• **Given request**: Please transcribe the records precisely; pictures stay out of your copy.

• **Data for the task**:
********

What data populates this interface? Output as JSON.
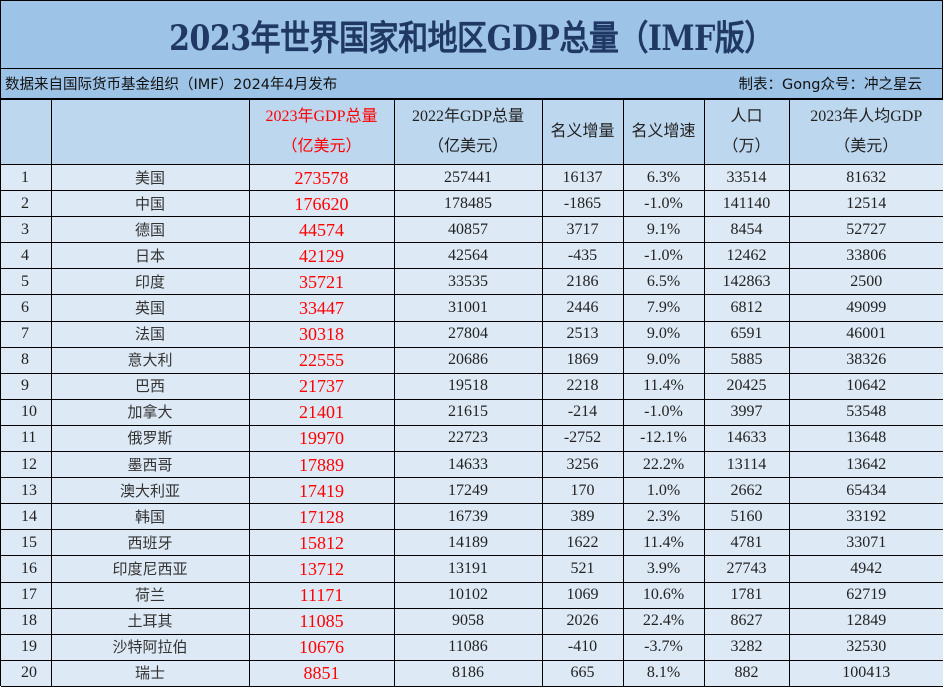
{
  "title": "2023年世界国家和地区GDP总量（IMF版）",
  "source": {
    "left": "数据来自国际货币基金组织（IMF）2024年4月发布",
    "right": "制表：Gong众号：冲之星云"
  },
  "colors": {
    "header_bg": "#9dc3e6",
    "column_header_bg": "#bdd7ee",
    "cell_bg": "#dde9f5",
    "title_color": "#1f3864",
    "highlight_red": "#ff0000"
  },
  "columns": [
    {
      "line1": "",
      "line2": ""
    },
    {
      "line1": "",
      "line2": ""
    },
    {
      "line1": "2023年GDP总量",
      "line2": "（亿美元）"
    },
    {
      "line1": "2022年GDP总量",
      "line2": "（亿美元）"
    },
    {
      "line1": "名义增量",
      "line2": ""
    },
    {
      "line1": "名义增速",
      "line2": ""
    },
    {
      "line1": "人口",
      "line2": "（万）"
    },
    {
      "line1": "2023年人均GDP",
      "line2": "（美元）"
    }
  ],
  "rows": [
    {
      "rank": "1",
      "name": "美国",
      "gdp2023": "273578",
      "gdp2022": "257441",
      "increase": "16137",
      "growth": "6.3%",
      "population": "33514",
      "per_capita": "81632"
    },
    {
      "rank": "2",
      "name": "中国",
      "gdp2023": "176620",
      "gdp2022": "178485",
      "increase": "-1865",
      "growth": "-1.0%",
      "population": "141140",
      "per_capita": "12514"
    },
    {
      "rank": "3",
      "name": "德国",
      "gdp2023": "44574",
      "gdp2022": "40857",
      "increase": "3717",
      "growth": "9.1%",
      "population": "8454",
      "per_capita": "52727"
    },
    {
      "rank": "4",
      "name": "日本",
      "gdp2023": "42129",
      "gdp2022": "42564",
      "increase": "-435",
      "growth": "-1.0%",
      "population": "12462",
      "per_capita": "33806"
    },
    {
      "rank": "5",
      "name": "印度",
      "gdp2023": "35721",
      "gdp2022": "33535",
      "increase": "2186",
      "growth": "6.5%",
      "population": "142863",
      "per_capita": "2500"
    },
    {
      "rank": "6",
      "name": "英国",
      "gdp2023": "33447",
      "gdp2022": "31001",
      "increase": "2446",
      "growth": "7.9%",
      "population": "6812",
      "per_capita": "49099"
    },
    {
      "rank": "7",
      "name": "法国",
      "gdp2023": "30318",
      "gdp2022": "27804",
      "increase": "2513",
      "growth": "9.0%",
      "population": "6591",
      "per_capita": "46001"
    },
    {
      "rank": "8",
      "name": "意大利",
      "gdp2023": "22555",
      "gdp2022": "20686",
      "increase": "1869",
      "growth": "9.0%",
      "population": "5885",
      "per_capita": "38326"
    },
    {
      "rank": "9",
      "name": "巴西",
      "gdp2023": "21737",
      "gdp2022": "19518",
      "increase": "2218",
      "growth": "11.4%",
      "population": "20425",
      "per_capita": "10642"
    },
    {
      "rank": "10",
      "name": "加拿大",
      "gdp2023": "21401",
      "gdp2022": "21615",
      "increase": "-214",
      "growth": "-1.0%",
      "population": "3997",
      "per_capita": "53548"
    },
    {
      "rank": "11",
      "name": "俄罗斯",
      "gdp2023": "19970",
      "gdp2022": "22723",
      "increase": "-2752",
      "growth": "-12.1%",
      "population": "14633",
      "per_capita": "13648"
    },
    {
      "rank": "12",
      "name": "墨西哥",
      "gdp2023": "17889",
      "gdp2022": "14633",
      "increase": "3256",
      "growth": "22.2%",
      "population": "13114",
      "per_capita": "13642"
    },
    {
      "rank": "13",
      "name": "澳大利亚",
      "gdp2023": "17419",
      "gdp2022": "17249",
      "increase": "170",
      "growth": "1.0%",
      "population": "2662",
      "per_capita": "65434"
    },
    {
      "rank": "14",
      "name": "韩国",
      "gdp2023": "17128",
      "gdp2022": "16739",
      "increase": "389",
      "growth": "2.3%",
      "population": "5160",
      "per_capita": "33192"
    },
    {
      "rank": "15",
      "name": "西班牙",
      "gdp2023": "15812",
      "gdp2022": "14189",
      "increase": "1622",
      "growth": "11.4%",
      "population": "4781",
      "per_capita": "33071"
    },
    {
      "rank": "16",
      "name": "印度尼西亚",
      "gdp2023": "13712",
      "gdp2022": "13191",
      "increase": "521",
      "growth": "3.9%",
      "population": "27743",
      "per_capita": "4942"
    },
    {
      "rank": "17",
      "name": "荷兰",
      "gdp2023": "11171",
      "gdp2022": "10102",
      "increase": "1069",
      "growth": "10.6%",
      "population": "1781",
      "per_capita": "62719"
    },
    {
      "rank": "18",
      "name": "土耳其",
      "gdp2023": "11085",
      "gdp2022": "9058",
      "increase": "2026",
      "growth": "22.4%",
      "population": "8627",
      "per_capita": "12849"
    },
    {
      "rank": "19",
      "name": "沙特阿拉伯",
      "gdp2023": "10676",
      "gdp2022": "11086",
      "increase": "-410",
      "growth": "-3.7%",
      "population": "3282",
      "per_capita": "32530"
    },
    {
      "rank": "20",
      "name": "瑞士",
      "gdp2023": "8851",
      "gdp2022": "8186",
      "increase": "665",
      "growth": "8.1%",
      "population": "882",
      "per_capita": "100413"
    }
  ]
}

********

• **Solution**:
What data populates this interface? Output as JSON.
{
  "title": "2023年世界国家和地区GDP总量（IMF版）",
  "source": {
    "left": "数据来自国际货币基金组织（IMF）2024年4月发布",
    "right": "制表：Gong众号：冲之星云"
  },
  "colors": {
    "header_bg": "#9dc3e6",
    "column_header_bg": "#bdd7ee",
    "cell_bg": "#dde9f5",
    "title_color": "#1f3864",
    "highlight_red": "#ff0000"
  },
  "columns": [
    {
      "line1": "",
      "line2": ""
    },
    {
      "line1": "",
      "line2": ""
    },
    {
      "line1": "2023年GDP总量",
      "line2": "（亿美元）"
    },
    {
      "line1": "2022年GDP总量",
      "line2": "（亿美元）"
    },
    {
      "line1": "名义增量",
      "line2": ""
    },
    {
      "line1": "名义增速",
      "line2": ""
    },
    {
      "line1": "人口",
      "line2": "（万）"
    },
    {
      "line1": "2023年人均GDP",
      "line2": "（美元）"
    }
  ],
  "rows": [
    {
      "rank": "1",
      "name": "美国",
      "gdp2023": "273578",
      "gdp2022": "257441",
      "increase": "16137",
      "growth": "6.3%",
      "population": "33514",
      "per_capita": "81632"
    },
    {
      "rank": "2",
      "name": "中国",
      "gdp2023": "176620",
      "gdp2022": "178485",
      "increase": "-1865",
      "growth": "-1.0%",
      "population": "141140",
      "per_capita": "12514"
    },
    {
      "rank": "3",
      "name": "德国",
      "gdp2023": "44574",
      "gdp2022": "40857",
      "increase": "3717",
      "growth": "9.1%",
      "population": "8454",
      "per_capita": "52727"
    },
    {
      "rank": "4",
      "name": "日本",
      "gdp2023": "42129",
      "gdp2022": "42564",
      "increase": "-435",
      "growth": "-1.0%",
      "population": "12462",
      "per_capita": "33806"
    },
    {
      "rank": "5",
      "name": "印度",
      "gdp2023": "35721",
      "gdp2022": "33535",
      "increase": "2186",
      "growth": "6.5%",
      "population": "142863",
      "per_capita": "2500"
    },
    {
      "rank": "6",
      "name": "英国",
      "gdp2023": "33447",
      "gdp2022": "31001",
      "increase": "2446",
      "growth": "7.9%",
      "population": "6812",
      "per_capita": "49099"
    },
    {
      "rank": "7",
      "name": "法国",
      "gdp2023": "30318",
      "gdp2022": "27804",
      "increase": "2513",
      "growth": "9.0%",
      "population": "6591",
      "per_capita": "46001"
    },
    {
      "rank": "8",
      "name": "意大利",
      "gdp2023": "22555",
      "gdp2022": "20686",
      "increase": "1869",
      "growth": "9.0%",
      "population": "5885",
      "per_capita": "38326"
    },
    {
      "rank": "9",
      "name": "巴西",
      "gdp2023": "21737",
      "gdp2022": "19518",
      "increase": "2218",
      "growth": "11.4%",
      "population": "20425",
      "per_capita": "10642"
    },
    {
      "rank": "10",
      "name": "加拿大",
      "gdp2023": "21401",
      "gdp2022": "21615",
      "increase": "-214",
      "growth": "-1.0%",
      "population": "3997",
      "per_capita": "53548"
    },
    {
      "rank": "11",
      "name": "俄罗斯",
      "gdp2023": "19970",
      "gdp2022": "22723",
      "increase": "-2752",
      "growth": "-12.1%",
      "population": "14633",
      "per_capita": "13648"
    },
    {
      "rank": "12",
      "name": "墨西哥",
      "gdp2023": "17889",
      "gdp2022": "14633",
      "increase": "3256",
      "growth": "22.2%",
      "population": "13114",
      "per_capita": "13642"
    },
    {
      "rank": "13",
      "name": "澳大利亚",
      "gdp2023": "17419",
      "gdp2022": "17249",
      "increase": "170",
      "growth": "1.0%",
      "population": "2662",
      "per_capita": "65434"
    },
    {
      "rank": "14",
      "name": "韩国",
      "gdp2023": "17128",
      "gdp2022": "16739",
      "increase": "389",
      "growth": "2.3%",
      "population": "5160",
      "per_capita": "33192"
    },
    {
      "rank": "15",
      "name": "西班牙",
      "gdp2023": "15812",
      "gdp2022": "14189",
      "increase": "1622",
      "growth": "11.4%",
      "population": "4781",
      "per_capita": "33071"
    },
    {
      "rank": "16",
      "name": "印度尼西亚",
      "gdp2023": "13712",
      "gdp2022": "13191",
      "increase": "521",
      "growth": "3.9%",
      "population": "27743",
      "per_capita": "4942"
    },
    {
      "rank": "17",
      "name": "荷兰",
      "gdp2023": "11171",
      "gdp2022": "10102",
      "increase": "1069",
      "growth": "10.6%",
      "population": "1781",
      "per_capita": "62719"
    },
    {
      "rank": "18",
      "name": "土耳其",
      "gdp2023": "11085",
      "gdp2022": "9058",
      "increase": "2026",
      "growth": "22.4%",
      "population": "8627",
      "per_capita": "12849"
    },
    {
      "rank": "19",
      "name": "沙特阿拉伯",
      "gdp2023": "10676",
      "gdp2022": "11086",
      "increase": "-410",
      "growth": "-3.7%",
      "population": "3282",
      "per_capita": "32530"
    },
    {
      "rank": "20",
      "name": "瑞士",
      "gdp2023": "8851",
      "gdp2022": "8186",
      "increase": "665",
      "growth": "8.1%",
      "population": "882",
      "per_capita": "100413"
    }
  ]
}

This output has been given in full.